--- start of Data to use ---
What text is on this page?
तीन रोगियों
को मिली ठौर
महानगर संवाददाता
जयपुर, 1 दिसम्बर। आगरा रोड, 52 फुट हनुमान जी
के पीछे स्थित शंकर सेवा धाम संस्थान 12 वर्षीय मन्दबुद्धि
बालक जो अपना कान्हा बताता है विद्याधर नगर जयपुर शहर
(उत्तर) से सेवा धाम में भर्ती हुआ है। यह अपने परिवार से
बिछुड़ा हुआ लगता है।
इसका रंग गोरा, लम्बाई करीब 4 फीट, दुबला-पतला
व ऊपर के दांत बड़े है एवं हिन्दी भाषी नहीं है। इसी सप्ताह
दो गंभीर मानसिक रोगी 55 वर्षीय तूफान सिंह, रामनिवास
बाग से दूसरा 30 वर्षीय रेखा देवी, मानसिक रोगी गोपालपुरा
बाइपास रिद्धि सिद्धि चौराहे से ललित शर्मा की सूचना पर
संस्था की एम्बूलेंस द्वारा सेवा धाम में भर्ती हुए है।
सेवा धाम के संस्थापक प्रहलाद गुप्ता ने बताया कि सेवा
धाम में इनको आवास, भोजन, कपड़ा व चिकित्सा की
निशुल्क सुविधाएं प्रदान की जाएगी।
--- end of Data to use ---
--- start of Data to use ---
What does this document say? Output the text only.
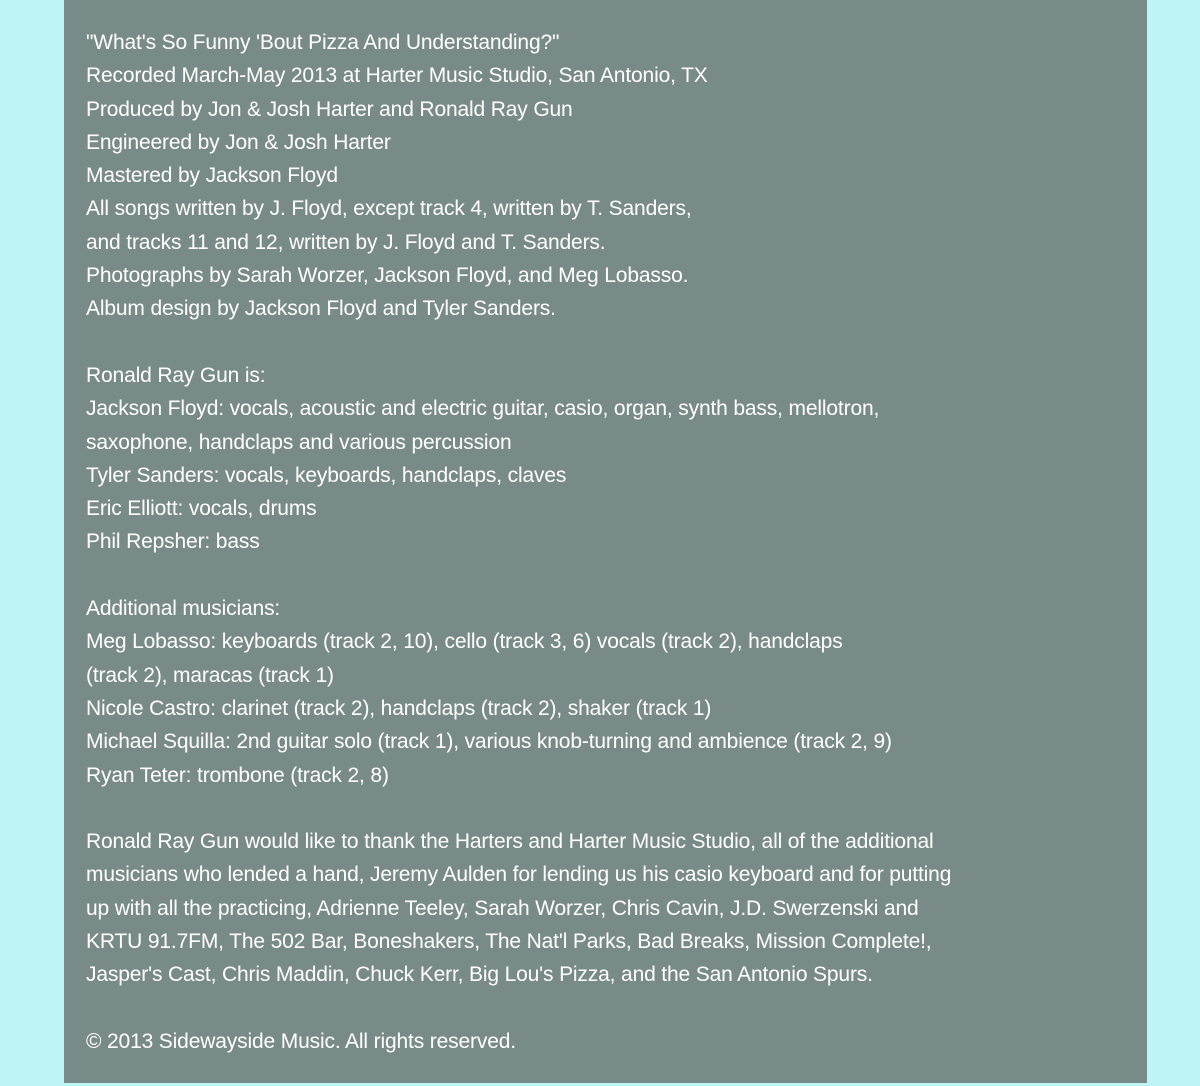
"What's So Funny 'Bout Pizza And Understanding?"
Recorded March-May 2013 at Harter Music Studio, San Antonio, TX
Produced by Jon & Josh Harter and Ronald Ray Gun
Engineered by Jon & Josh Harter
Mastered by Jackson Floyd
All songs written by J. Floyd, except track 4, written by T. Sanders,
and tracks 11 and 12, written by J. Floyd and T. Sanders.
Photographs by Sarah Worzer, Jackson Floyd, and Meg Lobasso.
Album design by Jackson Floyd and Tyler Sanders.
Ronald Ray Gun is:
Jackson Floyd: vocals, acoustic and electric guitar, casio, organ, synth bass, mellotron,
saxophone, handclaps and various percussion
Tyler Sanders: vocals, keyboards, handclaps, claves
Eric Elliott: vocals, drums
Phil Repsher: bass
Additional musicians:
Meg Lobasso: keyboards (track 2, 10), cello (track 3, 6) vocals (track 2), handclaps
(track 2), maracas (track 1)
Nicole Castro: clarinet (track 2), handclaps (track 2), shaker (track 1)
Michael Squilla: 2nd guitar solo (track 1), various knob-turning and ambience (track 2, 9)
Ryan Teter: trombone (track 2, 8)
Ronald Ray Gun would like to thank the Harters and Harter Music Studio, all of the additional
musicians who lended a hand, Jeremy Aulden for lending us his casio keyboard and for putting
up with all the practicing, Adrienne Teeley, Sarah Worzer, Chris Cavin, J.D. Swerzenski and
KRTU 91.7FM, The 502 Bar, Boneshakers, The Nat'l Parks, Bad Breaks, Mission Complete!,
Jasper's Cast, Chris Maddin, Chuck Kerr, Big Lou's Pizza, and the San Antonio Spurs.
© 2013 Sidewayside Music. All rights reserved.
--- end of Data to use ---
Stated goal: Copy out every line holding the string "Antonio".

The reply:
Recorded March-May 2013 at Harter Music Studio, San Antonio, TX
Jasper's Cast, Chris Maddin, Chuck Kerr, Big Lou's Pizza, and the San Antonio Spurs.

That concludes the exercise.